### [WRITTEN INSTRUCTION]
Show all lines of the listing that hold the word "BANCA".

(Stored records)
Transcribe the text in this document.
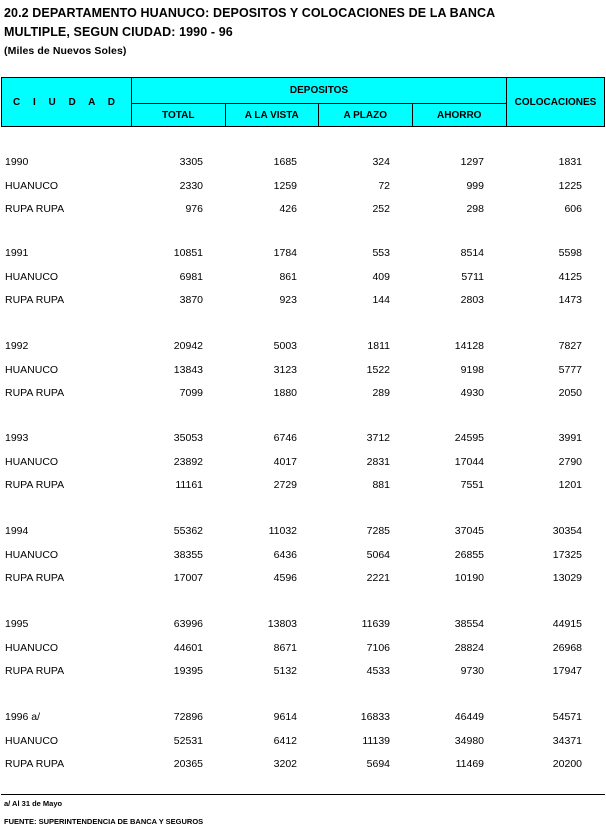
20.2 DEPARTAMENTO HUANUCO: DEPOSITOS Y COLOCACIONES DE LA BANCA
MULTIPLE, SEGUN CIUDAD: 1990 - 96
(Miles de Nuevos Soles)
C I U D A D
DEPOSITOS
COLOCACIONES
TOTAL	A LA VISTA	A PLAZO	AHORRO
1990	3305	1685	324	1297	1831
HUANUCO	2330	1259	72	999	1225
RUPA RUPA	976	426	252	298	606
1991	10851	1784	553	8514	5598
HUANUCO	6981	861	409	5711	4125
RUPA RUPA	3870	923	144	2803	1473
1992	20942	5003	1811	14128	7827
HUANUCO	13843	3123	1522	9198	5777
RUPA RUPA	7099	1880	289	4930	2050
1993	35053	6746	3712	24595	3991
HUANUCO	23892	4017	2831	17044	2790
RUPA RUPA	11161	2729	881	7551	1201
1994	55362	11032	7285	37045	30354
HUANUCO	38355	6436	5064	26855	17325
RUPA RUPA	17007	4596	2221	10190	13029
1995	63996	13803	11639	38554	44915
HUANUCO	44601	8671	7106	28824	26968
RUPA RUPA	19395	5132	4533	9730	17947
1996 a/	72896	9614	16833	46449	54571
HUANUCO	52531	6412	11139	34980	34371
RUPA RUPA	20365	3202	5694	11469	20200
a/ Al 31 de Mayo
FUENTE: SUPERINTENDENCIA DE BANCA Y SEGUROS
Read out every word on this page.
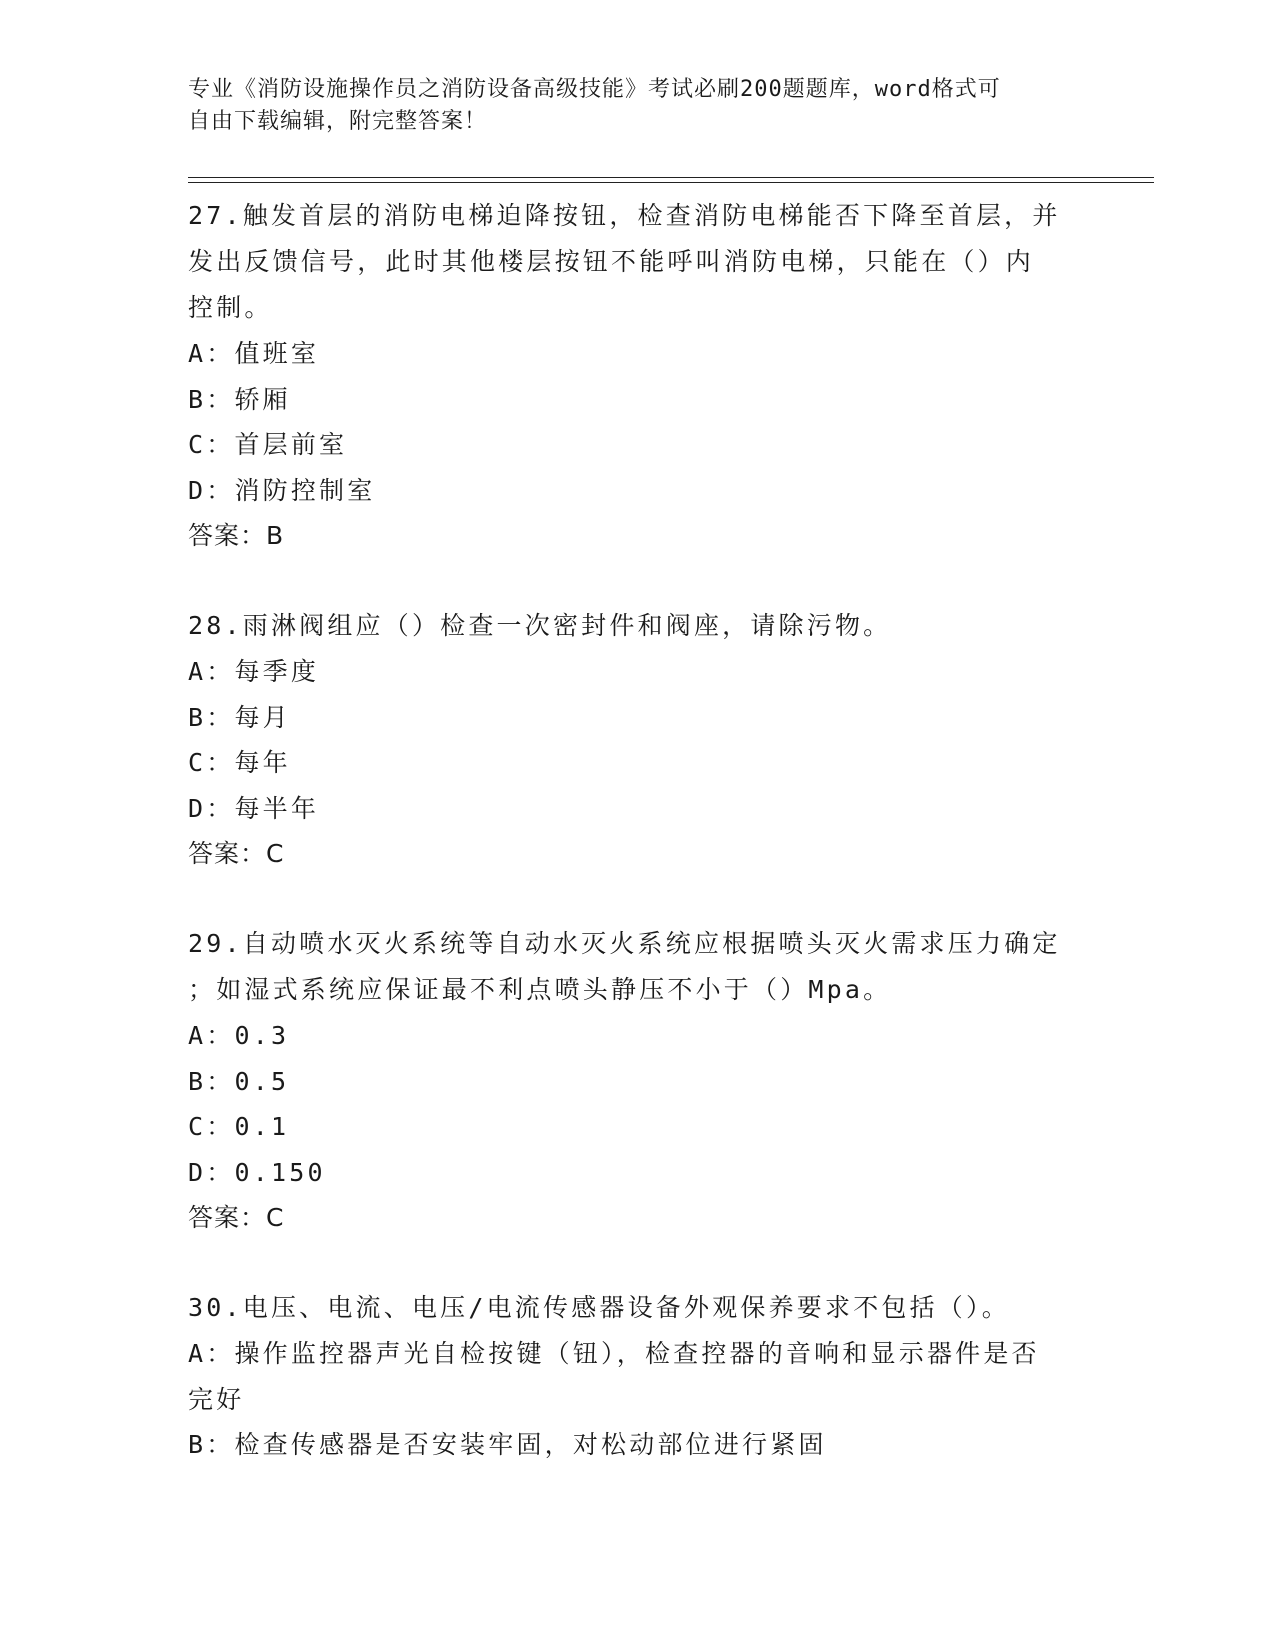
专业《消防设施操作员之消防设备高级技能》考试必刷200题题库，word格式可
自由下载编辑，附完整答案！
27.触发首层的消防电梯迫降按钮，检查消防电梯能否下降至首层，并
发出反馈信号，此时其他楼层按钮不能呼叫消防电梯，只能在（）内
控制。
A：值班室
B：轿厢
C：首层前室
D：消防控制室
答案：B
28.雨淋阀组应（）检查一次密封件和阀座，请除污物。
A：每季度
B：每月
C：每年
D：每半年
答案：C
29.自动喷水灭火系统等自动水灭火系统应根据喷头灭火需求压力确定
；如湿式系统应保证最不利点喷头静压不小于（）Mpa。
A：0.3
B：0.5
C：0.1
D：0.150
答案：C
30.电压、电流、电压/电流传感器设备外观保养要求不包括（）。
A：操作监控器声光自检按键（钮），检查控器的音响和显示器件是否
完好
B：检查传感器是否安装牢固，对松动部位进行紧固
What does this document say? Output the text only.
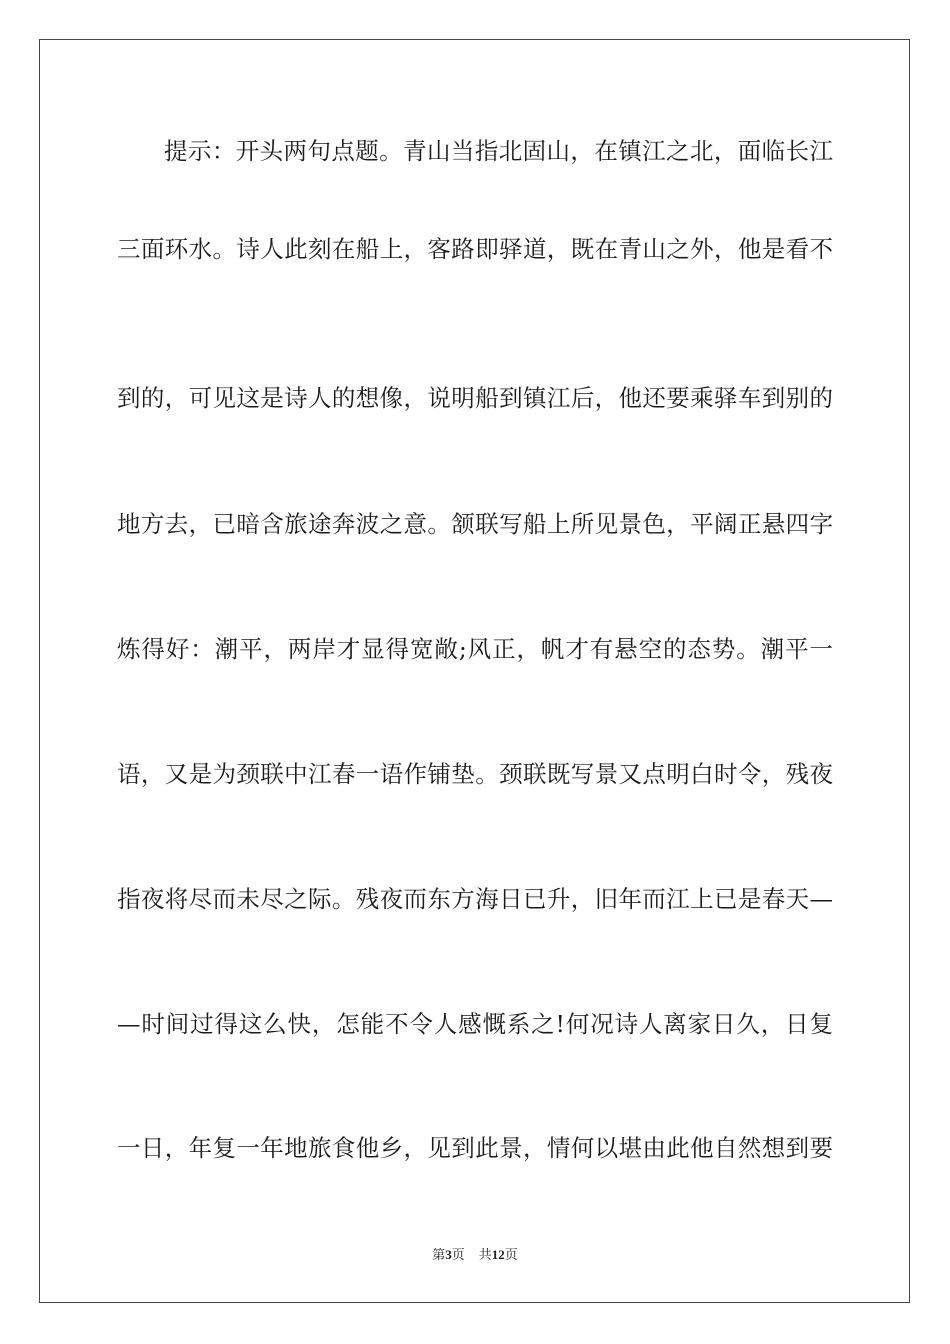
提示：开头两句点题。青山当指北固山，在镇江之北，面临长江
三面环水。诗人此刻在船上，客路即驿道，既在青山之外，他是看不
到的，可见这是诗人的想像，说明船到镇江后，他还要乘驿车到别的
地方去，已暗含旅途奔波之意。颔联写船上所见景色，平阔正悬四字
炼得好：潮平，两岸才显得宽敞;风正，帆才有悬空的态势。潮平一
语，又是为颈联中江春一语作铺垫。颈联既写景又点明白时令，残夜
指夜将尽而未尽之际。残夜而东方海日已升，旧年而江上已是春天—
—时间过得这么快，怎能不令人感慨系之!何况诗人离家日久，日复
一日，年复一年地旅食他乡，见到此景，情何以堪由此他自然想到要
第3页 共12页
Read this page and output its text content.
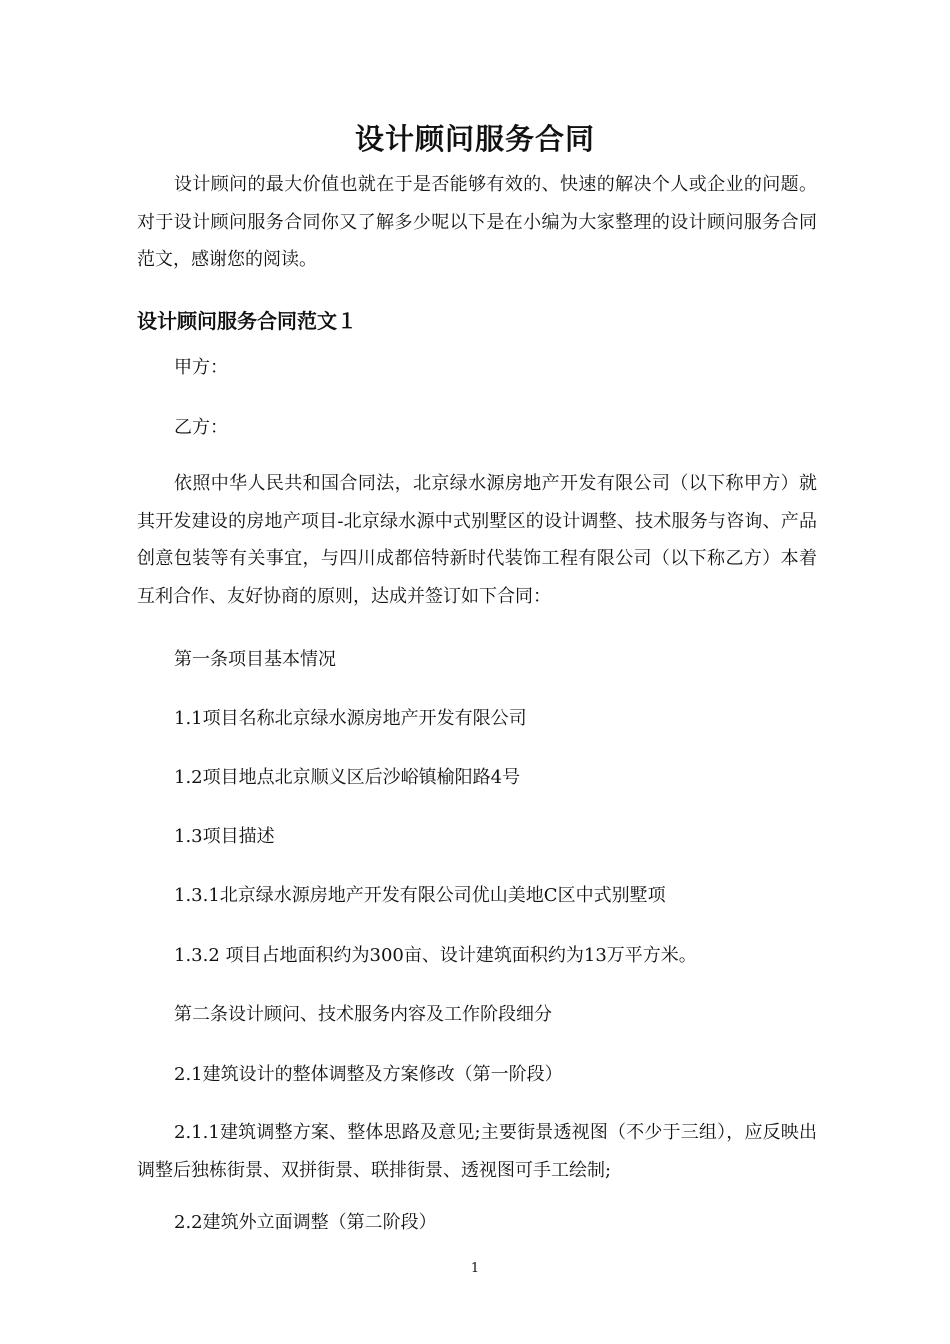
设计顾问服务合同

设计顾问的最大价值也就在于是否能够有效的、快速的解决个人或企业的问题。对于设计顾问服务合同你又了解多少呢以下是在小编为大家整理的设计顾问服务合同范文，感谢您的阅读。

设计顾问服务合同范文１

甲方：

乙方：

依照中华人民共和国合同法，北京绿水源房地产开发有限公司（以下称甲方）就其开发建设的房地产项目-北京绿水源中式别墅区的设计调整、技术服务与咨询、产品创意包装等有关事宜，与四川成都倍特新时代装饰工程有限公司（以下称乙方）本着互利合作、友好协商的原则，达成并签订如下合同：

第一条项目基本情况

1.1项目名称北京绿水源房地产开发有限公司

1.2项目地点北京顺义区后沙峪镇榆阳路4号

1.3项目描述

1.3.1北京绿水源房地产开发有限公司优山美地C区中式别墅项

1.3.2 项目占地面积约为300亩、设计建筑面积约为13万平方米。

第二条设计顾问、技术服务内容及工作阶段细分

2.1建筑设计的整体调整及方案修改（第一阶段）

2.1.1建筑调整方案、整体思路及意见;主要街景透视图（不少于三组），应反映出调整后独栋街景、双拼街景、联排街景、透视图可手工绘制;

2.2建筑外立面调整（第二阶段）

1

### [FULL SOLUTION]
20.2 DEPARTAMENTO HUANUCO: DEPOSITOS Y COLOCACIONES DE LA BANCA
FUENTE: SUPERINTENDENCIA DE BANCA Y SEGUROS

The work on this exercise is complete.